**Problem statement:**
Please write out the records below from the line containing "- solved-digit: 7: [305, 313, 333, 363]" down to the line containing "- cell-r7c5[interactable]: 1: [286, 441, 353, 508]", keeping both of those lines.

**Input rows:**
* START *
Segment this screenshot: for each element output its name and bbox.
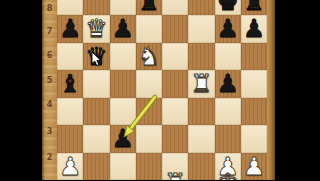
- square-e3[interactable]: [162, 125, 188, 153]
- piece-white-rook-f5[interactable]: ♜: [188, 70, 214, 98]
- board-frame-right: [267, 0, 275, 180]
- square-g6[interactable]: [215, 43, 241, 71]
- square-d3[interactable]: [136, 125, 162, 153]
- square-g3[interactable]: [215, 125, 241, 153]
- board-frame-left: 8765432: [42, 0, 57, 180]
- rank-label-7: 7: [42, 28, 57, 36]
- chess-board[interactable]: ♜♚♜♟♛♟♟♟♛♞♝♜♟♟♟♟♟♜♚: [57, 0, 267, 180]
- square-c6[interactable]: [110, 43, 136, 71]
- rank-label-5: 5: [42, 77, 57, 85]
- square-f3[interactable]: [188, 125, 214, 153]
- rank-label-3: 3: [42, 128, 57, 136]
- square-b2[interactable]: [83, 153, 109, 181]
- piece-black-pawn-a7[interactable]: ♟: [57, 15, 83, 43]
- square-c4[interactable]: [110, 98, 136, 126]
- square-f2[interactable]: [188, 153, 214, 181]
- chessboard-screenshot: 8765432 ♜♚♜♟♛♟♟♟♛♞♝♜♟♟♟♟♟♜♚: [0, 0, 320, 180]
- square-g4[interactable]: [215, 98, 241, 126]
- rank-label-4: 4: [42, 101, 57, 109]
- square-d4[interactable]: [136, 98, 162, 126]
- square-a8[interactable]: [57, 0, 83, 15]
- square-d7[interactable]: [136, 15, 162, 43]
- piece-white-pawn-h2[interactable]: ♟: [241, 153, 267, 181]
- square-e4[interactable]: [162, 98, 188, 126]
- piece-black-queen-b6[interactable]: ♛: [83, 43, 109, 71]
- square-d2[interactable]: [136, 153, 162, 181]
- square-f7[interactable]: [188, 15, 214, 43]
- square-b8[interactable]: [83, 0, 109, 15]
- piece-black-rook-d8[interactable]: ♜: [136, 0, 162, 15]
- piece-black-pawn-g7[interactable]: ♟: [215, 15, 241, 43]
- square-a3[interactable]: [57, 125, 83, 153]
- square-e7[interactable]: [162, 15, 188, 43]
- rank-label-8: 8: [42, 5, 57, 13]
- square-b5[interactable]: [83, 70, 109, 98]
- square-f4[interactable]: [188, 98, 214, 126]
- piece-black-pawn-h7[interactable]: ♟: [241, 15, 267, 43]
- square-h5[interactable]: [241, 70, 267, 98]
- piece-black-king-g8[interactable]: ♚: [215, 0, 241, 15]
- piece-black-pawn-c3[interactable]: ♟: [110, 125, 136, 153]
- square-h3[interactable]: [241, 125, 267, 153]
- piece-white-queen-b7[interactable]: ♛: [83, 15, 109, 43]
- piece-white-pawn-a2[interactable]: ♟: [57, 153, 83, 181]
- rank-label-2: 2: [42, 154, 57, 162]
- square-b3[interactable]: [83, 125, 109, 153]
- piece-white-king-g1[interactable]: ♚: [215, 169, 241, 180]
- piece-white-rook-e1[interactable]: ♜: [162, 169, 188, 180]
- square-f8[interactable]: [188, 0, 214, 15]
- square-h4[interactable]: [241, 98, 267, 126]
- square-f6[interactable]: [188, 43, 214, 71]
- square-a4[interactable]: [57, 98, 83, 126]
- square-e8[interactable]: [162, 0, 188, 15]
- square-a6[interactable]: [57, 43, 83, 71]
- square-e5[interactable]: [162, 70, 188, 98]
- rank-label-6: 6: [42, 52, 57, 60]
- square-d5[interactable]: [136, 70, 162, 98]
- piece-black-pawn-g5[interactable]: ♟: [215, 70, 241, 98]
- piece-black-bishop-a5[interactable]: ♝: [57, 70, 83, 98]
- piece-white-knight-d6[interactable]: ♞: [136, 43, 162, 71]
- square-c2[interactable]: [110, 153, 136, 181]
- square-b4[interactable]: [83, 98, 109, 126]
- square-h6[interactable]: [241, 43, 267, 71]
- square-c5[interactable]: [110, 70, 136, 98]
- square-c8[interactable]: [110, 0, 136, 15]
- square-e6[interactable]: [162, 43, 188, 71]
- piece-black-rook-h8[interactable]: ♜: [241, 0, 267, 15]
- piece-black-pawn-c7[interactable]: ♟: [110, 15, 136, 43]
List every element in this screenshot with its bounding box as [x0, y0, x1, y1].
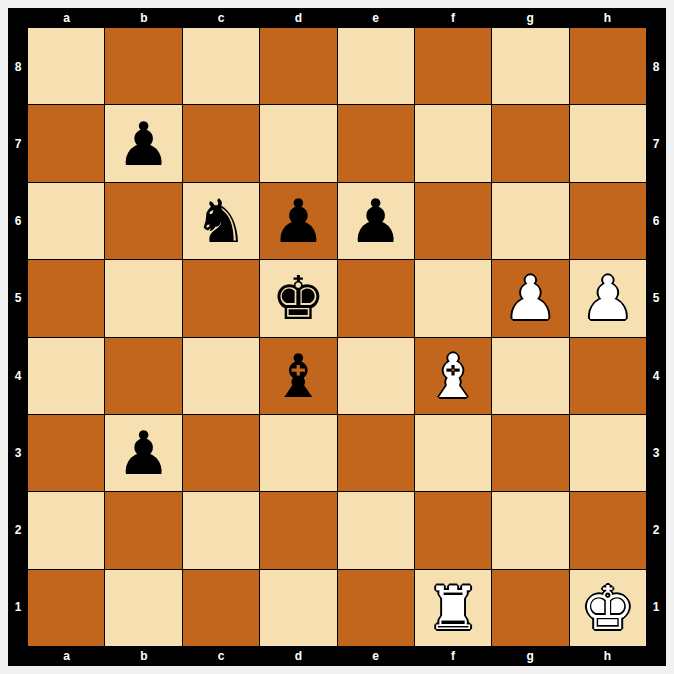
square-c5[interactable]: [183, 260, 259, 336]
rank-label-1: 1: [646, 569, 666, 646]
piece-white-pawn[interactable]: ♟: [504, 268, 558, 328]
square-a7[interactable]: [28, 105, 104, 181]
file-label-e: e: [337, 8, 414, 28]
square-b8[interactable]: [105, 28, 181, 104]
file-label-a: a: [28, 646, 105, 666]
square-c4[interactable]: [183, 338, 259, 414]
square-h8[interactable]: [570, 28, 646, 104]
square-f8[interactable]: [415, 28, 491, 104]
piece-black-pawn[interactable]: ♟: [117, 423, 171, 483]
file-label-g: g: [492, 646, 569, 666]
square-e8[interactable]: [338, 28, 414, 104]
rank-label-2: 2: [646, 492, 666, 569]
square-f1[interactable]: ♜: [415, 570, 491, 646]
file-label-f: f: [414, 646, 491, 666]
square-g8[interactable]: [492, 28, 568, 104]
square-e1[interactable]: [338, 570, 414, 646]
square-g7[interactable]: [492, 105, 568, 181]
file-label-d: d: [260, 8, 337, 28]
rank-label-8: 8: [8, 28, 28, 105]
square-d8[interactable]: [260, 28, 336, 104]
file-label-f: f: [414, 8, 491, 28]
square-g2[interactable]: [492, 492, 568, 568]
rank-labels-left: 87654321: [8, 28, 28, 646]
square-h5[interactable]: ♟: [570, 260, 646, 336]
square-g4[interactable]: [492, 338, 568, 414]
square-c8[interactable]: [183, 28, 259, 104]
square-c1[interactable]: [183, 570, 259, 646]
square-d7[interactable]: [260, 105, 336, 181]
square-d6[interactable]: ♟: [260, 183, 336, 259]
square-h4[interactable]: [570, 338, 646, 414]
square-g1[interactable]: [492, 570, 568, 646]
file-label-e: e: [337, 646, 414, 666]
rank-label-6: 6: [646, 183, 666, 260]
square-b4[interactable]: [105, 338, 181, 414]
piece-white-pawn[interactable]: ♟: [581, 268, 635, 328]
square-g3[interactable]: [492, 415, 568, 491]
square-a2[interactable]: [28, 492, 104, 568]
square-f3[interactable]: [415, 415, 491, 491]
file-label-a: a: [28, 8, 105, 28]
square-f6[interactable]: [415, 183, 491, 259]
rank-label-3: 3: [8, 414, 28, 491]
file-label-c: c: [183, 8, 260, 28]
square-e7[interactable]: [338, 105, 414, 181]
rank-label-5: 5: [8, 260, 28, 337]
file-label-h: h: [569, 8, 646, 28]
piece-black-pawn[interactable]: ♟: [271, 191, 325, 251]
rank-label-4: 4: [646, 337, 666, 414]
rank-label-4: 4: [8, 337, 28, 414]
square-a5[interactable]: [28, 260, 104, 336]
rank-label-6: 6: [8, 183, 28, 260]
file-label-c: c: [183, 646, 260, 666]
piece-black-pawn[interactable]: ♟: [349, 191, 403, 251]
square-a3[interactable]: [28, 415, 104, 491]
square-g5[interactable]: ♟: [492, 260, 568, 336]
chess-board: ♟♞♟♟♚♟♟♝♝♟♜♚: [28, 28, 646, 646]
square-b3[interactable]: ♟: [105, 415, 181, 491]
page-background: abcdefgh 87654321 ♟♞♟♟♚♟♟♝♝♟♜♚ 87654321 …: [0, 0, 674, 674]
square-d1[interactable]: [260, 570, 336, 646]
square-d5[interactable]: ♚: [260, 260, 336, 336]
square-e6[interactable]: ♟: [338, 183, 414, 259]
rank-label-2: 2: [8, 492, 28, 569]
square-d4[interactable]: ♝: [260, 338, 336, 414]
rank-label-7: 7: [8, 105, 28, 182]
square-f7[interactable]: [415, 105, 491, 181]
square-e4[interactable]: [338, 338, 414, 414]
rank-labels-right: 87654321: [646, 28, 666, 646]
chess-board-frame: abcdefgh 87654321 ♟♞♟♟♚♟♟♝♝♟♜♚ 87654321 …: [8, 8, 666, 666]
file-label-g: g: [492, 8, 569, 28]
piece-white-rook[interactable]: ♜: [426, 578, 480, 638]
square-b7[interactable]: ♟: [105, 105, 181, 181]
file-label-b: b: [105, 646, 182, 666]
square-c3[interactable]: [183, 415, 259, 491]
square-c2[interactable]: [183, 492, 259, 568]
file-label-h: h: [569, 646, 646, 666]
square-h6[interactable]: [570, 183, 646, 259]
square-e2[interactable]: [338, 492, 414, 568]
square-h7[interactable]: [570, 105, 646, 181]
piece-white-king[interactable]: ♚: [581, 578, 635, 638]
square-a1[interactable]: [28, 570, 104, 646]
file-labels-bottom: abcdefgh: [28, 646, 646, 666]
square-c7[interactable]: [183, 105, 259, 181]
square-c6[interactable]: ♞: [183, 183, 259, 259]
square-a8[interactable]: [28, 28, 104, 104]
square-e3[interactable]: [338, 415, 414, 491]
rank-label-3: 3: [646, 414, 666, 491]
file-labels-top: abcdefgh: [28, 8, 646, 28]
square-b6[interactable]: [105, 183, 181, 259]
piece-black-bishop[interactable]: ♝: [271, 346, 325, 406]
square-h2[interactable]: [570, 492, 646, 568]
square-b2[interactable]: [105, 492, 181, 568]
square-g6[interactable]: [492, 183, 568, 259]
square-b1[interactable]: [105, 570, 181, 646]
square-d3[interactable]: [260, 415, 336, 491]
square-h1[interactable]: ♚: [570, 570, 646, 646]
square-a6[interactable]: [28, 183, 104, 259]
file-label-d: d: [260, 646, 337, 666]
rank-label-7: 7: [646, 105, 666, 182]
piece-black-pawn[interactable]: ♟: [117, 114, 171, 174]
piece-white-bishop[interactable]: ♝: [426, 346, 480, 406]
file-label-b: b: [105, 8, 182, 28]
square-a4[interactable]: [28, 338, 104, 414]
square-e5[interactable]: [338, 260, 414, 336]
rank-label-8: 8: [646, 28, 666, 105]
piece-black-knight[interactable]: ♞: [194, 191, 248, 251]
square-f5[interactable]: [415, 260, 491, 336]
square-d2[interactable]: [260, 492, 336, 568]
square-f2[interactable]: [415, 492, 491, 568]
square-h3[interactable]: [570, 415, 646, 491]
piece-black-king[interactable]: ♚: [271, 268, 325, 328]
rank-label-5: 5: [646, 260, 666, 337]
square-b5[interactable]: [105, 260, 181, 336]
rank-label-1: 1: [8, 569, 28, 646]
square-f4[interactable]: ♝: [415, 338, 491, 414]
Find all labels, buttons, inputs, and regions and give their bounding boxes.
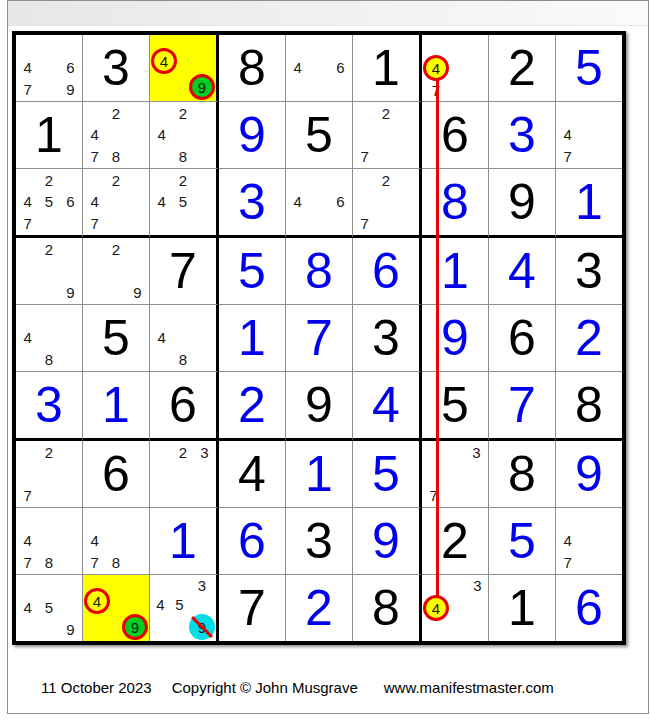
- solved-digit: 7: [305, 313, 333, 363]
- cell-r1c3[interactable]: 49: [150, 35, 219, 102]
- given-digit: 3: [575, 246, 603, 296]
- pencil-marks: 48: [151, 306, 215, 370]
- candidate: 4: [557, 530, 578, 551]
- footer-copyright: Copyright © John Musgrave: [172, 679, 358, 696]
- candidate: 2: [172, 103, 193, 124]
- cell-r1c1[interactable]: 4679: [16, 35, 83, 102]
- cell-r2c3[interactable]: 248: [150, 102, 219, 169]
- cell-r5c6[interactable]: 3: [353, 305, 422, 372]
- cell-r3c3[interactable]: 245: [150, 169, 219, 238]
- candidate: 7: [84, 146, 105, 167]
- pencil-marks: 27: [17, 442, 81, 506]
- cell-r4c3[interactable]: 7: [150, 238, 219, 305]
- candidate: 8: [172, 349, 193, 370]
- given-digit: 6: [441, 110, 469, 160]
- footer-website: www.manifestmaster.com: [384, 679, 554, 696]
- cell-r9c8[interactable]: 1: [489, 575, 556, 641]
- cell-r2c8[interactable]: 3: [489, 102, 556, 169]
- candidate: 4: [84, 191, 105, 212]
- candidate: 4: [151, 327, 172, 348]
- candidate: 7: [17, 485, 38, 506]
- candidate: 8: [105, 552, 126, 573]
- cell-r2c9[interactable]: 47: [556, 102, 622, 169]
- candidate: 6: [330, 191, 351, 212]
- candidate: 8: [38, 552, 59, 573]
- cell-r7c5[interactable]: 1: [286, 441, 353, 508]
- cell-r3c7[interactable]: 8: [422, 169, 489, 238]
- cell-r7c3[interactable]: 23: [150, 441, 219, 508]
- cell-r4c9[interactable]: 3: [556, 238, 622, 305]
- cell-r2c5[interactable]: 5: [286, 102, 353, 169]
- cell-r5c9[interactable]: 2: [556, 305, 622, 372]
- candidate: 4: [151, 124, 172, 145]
* END *
**Result of the task:**
- solved-digit: 7: [305, 313, 333, 363]
- cell-r1c3[interactable]: 49: [150, 35, 219, 102]
- given-digit: 3: [575, 246, 603, 296]
- pencil-marks: 48: [151, 306, 215, 370]
- candidate: 4: [557, 530, 578, 551]
- footer-copyright: Copyright © John Musgrave: [172, 679, 358, 696]
- candidate: 2: [172, 103, 193, 124]
- cell-r1c1[interactable]: 4679: [16, 35, 83, 102]
- cell-r2c3[interactable]: 248: [150, 102, 219, 169]
- cell-r5c6[interactable]: 3: [353, 305, 422, 372]
- cell-r3c3[interactable]: 245: [150, 169, 219, 238]
- candidate: 7: [84, 146, 105, 167]
- pencil-marks: 27: [17, 442, 81, 506]
- cell-r4c3[interactable]: 7: [150, 238, 219, 305]
- candidate: 8: [172, 349, 193, 370]
- given-digit: 6: [441, 110, 469, 160]
- footer-website: www.manifestmaster.com: [384, 679, 554, 696]
- cell-r9c8[interactable]: 1: [489, 575, 556, 641]
- cell-r2c8[interactable]: 3: [489, 102, 556, 169]
- candidate: 4: [84, 191, 105, 212]
- candidate: 4: [151, 327, 172, 348]
- candidate: 7: [17, 485, 38, 506]
- candidate: 8: [105, 552, 126, 573]
- cell-r2c9[interactable]: 47: [556, 102, 622, 169]
- candidate: 6: [330, 191, 351, 212]
- candidate: 8: [38, 552, 59, 573]
- cell-r7c5[interactable]: 1: [286, 441, 353, 508]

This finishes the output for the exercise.